TASK INPUT »

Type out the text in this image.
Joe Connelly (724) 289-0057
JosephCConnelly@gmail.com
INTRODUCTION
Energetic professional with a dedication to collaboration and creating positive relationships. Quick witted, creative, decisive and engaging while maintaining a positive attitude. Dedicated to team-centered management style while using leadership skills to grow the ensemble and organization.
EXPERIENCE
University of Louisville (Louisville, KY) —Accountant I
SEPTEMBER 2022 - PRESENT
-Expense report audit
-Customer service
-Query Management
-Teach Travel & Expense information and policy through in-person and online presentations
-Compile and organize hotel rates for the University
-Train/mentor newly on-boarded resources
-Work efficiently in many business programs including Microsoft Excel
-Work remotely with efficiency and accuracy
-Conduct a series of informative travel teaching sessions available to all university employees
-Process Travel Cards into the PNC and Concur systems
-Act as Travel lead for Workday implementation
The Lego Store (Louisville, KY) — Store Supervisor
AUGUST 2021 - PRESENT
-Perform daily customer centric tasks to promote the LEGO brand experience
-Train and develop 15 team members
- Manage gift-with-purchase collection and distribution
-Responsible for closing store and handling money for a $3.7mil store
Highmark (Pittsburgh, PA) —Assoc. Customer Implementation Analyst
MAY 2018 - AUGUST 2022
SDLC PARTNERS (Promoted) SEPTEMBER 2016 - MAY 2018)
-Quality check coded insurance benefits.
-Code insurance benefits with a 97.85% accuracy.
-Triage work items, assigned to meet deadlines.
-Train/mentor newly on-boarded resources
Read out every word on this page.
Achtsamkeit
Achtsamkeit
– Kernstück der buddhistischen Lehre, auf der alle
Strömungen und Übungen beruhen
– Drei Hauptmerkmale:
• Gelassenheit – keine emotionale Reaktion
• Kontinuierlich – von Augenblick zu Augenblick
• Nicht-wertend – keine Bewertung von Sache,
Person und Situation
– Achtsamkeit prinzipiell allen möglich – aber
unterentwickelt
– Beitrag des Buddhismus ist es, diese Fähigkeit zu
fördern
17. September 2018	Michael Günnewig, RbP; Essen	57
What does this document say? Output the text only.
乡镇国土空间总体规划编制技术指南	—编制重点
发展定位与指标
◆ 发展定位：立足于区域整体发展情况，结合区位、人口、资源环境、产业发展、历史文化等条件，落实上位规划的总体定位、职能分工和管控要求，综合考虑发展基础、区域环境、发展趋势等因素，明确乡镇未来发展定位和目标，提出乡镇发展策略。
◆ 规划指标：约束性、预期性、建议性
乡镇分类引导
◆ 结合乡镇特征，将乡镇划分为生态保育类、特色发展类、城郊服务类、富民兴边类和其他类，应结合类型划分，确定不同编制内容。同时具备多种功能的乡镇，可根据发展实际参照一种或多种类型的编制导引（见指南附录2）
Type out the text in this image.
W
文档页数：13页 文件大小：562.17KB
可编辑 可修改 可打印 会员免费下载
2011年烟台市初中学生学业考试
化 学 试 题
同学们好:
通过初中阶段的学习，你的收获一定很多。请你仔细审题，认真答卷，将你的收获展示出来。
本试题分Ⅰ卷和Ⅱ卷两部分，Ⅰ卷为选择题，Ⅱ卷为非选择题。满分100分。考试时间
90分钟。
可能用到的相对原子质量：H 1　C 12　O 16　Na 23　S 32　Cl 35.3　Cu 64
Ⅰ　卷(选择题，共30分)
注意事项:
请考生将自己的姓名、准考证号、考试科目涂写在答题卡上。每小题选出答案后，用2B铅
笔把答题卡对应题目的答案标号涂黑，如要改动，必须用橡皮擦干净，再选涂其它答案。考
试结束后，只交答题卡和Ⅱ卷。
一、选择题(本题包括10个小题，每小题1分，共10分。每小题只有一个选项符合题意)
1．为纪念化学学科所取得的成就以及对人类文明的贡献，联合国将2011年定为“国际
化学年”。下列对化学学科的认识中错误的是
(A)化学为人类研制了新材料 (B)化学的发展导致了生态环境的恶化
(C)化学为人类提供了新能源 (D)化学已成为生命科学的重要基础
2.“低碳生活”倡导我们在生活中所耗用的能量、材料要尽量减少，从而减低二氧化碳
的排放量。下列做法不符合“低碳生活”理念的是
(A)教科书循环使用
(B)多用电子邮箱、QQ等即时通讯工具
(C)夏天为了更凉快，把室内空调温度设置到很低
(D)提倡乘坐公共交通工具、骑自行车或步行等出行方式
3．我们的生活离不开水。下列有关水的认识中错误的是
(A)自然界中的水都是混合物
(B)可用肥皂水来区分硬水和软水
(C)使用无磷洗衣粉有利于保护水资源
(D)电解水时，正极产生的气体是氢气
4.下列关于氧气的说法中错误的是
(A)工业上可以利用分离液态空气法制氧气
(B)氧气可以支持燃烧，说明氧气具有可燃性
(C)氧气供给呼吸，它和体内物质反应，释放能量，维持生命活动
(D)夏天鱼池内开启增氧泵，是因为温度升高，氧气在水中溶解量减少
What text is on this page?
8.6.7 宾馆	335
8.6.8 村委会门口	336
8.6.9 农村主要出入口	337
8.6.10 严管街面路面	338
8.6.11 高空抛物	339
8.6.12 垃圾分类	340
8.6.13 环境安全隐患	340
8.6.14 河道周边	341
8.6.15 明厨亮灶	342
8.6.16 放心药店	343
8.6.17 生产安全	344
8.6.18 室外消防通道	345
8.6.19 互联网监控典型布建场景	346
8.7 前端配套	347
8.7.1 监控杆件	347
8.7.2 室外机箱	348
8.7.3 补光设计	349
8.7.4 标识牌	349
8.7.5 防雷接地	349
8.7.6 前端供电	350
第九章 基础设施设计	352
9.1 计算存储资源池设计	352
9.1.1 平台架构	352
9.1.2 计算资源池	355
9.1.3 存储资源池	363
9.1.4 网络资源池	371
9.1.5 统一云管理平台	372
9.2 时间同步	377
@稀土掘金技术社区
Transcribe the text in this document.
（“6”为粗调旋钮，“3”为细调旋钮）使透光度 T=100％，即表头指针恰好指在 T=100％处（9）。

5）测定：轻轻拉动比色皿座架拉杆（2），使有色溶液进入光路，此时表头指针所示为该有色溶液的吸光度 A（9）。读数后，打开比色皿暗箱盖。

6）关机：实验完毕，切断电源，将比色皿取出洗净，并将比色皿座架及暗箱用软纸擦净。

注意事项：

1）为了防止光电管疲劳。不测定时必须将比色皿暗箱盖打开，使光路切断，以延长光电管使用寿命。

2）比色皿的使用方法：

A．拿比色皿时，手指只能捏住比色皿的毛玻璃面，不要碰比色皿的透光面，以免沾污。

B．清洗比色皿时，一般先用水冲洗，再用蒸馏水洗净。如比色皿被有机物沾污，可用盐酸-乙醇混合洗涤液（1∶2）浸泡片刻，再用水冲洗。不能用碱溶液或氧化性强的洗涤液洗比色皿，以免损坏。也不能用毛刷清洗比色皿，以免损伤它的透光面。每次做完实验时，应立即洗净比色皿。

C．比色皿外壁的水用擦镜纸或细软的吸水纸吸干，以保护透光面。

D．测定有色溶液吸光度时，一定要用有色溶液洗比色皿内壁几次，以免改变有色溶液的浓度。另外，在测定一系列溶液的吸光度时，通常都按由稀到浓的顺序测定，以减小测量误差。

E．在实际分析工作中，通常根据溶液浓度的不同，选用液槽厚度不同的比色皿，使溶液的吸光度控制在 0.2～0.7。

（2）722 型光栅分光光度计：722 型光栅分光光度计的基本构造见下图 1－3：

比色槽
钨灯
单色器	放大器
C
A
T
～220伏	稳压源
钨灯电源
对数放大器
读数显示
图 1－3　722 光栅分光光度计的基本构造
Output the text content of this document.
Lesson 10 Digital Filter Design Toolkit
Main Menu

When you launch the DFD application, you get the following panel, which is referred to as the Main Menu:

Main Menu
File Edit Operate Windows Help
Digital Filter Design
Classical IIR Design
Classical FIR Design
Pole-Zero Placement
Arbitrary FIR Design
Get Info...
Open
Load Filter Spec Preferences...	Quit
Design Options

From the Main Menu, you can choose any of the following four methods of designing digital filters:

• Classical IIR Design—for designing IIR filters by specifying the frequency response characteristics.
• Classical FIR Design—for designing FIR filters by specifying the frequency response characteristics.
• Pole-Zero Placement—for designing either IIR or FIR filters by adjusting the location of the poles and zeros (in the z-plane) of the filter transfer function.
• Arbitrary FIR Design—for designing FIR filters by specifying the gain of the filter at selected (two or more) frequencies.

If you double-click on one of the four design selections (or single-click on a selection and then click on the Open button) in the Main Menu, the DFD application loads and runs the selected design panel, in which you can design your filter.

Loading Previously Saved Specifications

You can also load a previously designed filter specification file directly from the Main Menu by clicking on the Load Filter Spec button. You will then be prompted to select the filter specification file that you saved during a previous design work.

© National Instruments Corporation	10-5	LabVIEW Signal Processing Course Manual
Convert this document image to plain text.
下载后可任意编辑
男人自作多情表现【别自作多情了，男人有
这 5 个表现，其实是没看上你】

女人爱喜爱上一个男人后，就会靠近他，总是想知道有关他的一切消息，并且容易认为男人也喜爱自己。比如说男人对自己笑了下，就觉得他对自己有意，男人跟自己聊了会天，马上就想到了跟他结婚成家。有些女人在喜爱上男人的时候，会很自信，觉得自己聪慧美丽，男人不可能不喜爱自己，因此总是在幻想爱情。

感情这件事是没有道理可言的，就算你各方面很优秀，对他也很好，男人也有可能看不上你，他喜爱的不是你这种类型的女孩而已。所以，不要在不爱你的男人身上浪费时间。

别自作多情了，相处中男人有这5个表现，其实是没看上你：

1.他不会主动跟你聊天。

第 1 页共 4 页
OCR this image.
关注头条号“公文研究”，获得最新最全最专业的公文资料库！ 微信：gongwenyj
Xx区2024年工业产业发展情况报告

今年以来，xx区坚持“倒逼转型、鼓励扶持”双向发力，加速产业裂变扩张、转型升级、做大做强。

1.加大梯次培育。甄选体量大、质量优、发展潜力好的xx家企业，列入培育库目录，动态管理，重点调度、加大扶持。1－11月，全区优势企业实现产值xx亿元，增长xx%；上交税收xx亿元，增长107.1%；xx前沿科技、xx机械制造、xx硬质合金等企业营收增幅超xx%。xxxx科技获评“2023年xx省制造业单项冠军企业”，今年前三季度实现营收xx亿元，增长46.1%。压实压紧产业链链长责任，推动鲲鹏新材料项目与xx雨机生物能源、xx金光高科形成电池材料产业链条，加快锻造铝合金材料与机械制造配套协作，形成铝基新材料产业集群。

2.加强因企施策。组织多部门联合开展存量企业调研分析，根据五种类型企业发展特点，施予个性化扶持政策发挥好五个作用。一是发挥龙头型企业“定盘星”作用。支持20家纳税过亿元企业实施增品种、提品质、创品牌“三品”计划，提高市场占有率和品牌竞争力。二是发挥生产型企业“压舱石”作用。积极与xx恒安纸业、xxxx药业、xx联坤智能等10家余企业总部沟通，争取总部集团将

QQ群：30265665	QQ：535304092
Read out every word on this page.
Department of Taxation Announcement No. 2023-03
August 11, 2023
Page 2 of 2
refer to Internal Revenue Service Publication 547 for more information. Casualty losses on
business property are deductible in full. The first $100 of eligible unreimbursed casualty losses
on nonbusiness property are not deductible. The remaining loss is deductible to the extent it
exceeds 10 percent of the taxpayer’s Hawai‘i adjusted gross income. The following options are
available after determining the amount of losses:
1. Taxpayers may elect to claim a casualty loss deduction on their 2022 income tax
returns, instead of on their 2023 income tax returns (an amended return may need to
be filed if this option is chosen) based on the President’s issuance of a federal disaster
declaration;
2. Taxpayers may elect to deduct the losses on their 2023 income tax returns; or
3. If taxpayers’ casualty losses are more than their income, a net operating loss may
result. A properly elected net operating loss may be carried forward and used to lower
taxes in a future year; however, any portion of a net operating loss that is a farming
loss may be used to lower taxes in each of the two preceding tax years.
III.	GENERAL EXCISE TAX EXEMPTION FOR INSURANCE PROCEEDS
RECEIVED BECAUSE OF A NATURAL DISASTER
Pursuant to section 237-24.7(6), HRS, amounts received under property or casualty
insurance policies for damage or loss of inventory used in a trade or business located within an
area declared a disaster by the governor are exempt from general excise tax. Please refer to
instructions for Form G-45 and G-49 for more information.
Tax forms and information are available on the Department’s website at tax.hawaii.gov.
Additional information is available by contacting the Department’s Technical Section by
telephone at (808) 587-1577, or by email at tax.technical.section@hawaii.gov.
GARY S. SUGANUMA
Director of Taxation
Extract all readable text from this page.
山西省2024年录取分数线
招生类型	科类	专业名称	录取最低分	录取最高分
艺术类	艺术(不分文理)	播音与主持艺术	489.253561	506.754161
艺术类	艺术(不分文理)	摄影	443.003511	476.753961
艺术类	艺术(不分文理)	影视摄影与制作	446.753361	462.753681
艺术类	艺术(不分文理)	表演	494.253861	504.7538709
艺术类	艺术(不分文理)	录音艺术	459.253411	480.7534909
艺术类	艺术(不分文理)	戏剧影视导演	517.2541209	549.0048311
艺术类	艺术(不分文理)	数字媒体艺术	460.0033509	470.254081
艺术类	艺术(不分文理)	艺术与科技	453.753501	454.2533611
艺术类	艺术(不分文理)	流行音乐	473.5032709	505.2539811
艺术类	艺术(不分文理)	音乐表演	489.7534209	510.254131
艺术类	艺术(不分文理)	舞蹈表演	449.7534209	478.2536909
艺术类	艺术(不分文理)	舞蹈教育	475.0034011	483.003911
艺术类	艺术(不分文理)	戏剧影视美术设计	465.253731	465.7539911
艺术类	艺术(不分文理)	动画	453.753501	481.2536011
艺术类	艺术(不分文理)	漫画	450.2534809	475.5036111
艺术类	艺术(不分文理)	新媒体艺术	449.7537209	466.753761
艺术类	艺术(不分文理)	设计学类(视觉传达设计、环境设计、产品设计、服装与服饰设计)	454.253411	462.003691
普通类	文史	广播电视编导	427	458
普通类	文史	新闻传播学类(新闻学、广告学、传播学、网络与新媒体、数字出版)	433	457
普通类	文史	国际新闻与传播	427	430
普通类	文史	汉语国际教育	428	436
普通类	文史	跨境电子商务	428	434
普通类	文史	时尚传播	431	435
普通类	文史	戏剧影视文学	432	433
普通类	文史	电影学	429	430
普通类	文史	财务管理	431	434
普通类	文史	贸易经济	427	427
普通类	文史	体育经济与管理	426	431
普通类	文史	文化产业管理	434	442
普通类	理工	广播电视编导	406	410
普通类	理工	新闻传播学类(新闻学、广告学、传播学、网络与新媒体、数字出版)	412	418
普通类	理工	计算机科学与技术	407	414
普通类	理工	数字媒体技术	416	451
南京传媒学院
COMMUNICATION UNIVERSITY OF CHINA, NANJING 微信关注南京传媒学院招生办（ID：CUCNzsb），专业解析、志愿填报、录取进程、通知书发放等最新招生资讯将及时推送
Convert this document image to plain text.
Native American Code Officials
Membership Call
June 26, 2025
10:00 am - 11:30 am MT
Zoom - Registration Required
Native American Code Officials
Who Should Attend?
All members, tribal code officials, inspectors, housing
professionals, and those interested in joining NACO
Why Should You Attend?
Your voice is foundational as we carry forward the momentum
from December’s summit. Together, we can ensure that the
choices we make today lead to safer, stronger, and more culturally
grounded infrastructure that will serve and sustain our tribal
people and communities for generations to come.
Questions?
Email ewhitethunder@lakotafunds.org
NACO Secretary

STATED TASK » Check each line above for the string "Department", then copy the ones that have it.

WORKED ANSWER »
Department of Taxation Announcement No. 2023-03
Tax forms and information are available on the Department’s website at tax.hawaii.gov.
Additional information is available by contacting the Department’s Technical Section by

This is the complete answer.